## TASK DESCRIPTION
Copy out the records below, swapping every "blueberries-icon" for "berry-icon" and changing nothing else.

## THE INPUT

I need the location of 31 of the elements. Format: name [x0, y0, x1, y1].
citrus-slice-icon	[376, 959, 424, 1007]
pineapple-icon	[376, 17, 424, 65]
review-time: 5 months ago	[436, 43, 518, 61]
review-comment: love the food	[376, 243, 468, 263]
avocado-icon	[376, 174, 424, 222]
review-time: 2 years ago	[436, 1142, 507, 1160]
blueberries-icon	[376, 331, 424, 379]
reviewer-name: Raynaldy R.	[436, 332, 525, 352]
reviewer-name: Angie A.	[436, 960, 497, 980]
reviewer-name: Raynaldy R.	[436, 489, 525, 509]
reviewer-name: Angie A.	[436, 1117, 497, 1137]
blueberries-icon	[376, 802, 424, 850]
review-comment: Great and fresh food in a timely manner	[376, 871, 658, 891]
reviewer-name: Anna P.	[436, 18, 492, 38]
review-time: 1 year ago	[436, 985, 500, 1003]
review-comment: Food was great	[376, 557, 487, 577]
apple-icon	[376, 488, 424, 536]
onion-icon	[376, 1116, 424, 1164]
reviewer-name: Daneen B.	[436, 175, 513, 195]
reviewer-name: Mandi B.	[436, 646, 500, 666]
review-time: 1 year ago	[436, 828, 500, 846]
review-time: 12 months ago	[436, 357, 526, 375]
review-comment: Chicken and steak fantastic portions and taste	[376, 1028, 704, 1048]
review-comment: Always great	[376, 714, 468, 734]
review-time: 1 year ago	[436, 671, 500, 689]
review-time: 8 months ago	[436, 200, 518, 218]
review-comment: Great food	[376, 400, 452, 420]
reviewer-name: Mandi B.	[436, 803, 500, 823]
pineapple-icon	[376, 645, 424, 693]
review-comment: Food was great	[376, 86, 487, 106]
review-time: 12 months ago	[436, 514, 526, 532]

## ANSWER
I need the location of 31 of the elements. Format: name [x0, y0, x1, y1].
citrus-slice-icon	[376, 959, 424, 1007]
pineapple-icon	[376, 17, 424, 65]
review-time: 5 months ago	[436, 43, 518, 61]
review-comment: love the food	[376, 243, 468, 263]
avocado-icon	[376, 174, 424, 222]
review-time: 2 years ago	[436, 1142, 507, 1160]
berry-icon	[376, 331, 424, 379]
reviewer-name: Raynaldy R.	[436, 332, 525, 352]
reviewer-name: Angie A.	[436, 960, 497, 980]
reviewer-name: Raynaldy R.	[436, 489, 525, 509]
reviewer-name: Angie A.	[436, 1117, 497, 1137]
berry-icon	[376, 802, 424, 850]
review-comment: Great and fresh food in a timely manner	[376, 871, 658, 891]
reviewer-name: Anna P.	[436, 18, 492, 38]
review-time: 1 year ago	[436, 985, 500, 1003]
review-comment: Food was great	[376, 557, 487, 577]
apple-icon	[376, 488, 424, 536]
onion-icon	[376, 1116, 424, 1164]
reviewer-name: Daneen B.	[436, 175, 513, 195]
reviewer-name: Mandi B.	[436, 646, 500, 666]
review-time: 1 year ago	[436, 828, 500, 846]
review-time: 12 months ago	[436, 357, 526, 375]
review-comment: Chicken and steak fantastic portions and taste	[376, 1028, 704, 1048]
review-comment: Always great	[376, 714, 468, 734]
review-time: 1 year ago	[436, 671, 500, 689]
review-time: 8 months ago	[436, 200, 518, 218]
review-comment: Great food	[376, 400, 452, 420]
reviewer-name: Mandi B.	[436, 803, 500, 823]
pineapple-icon	[376, 645, 424, 693]
review-comment: Food was great	[376, 86, 487, 106]
review-time: 12 months ago	[436, 514, 526, 532]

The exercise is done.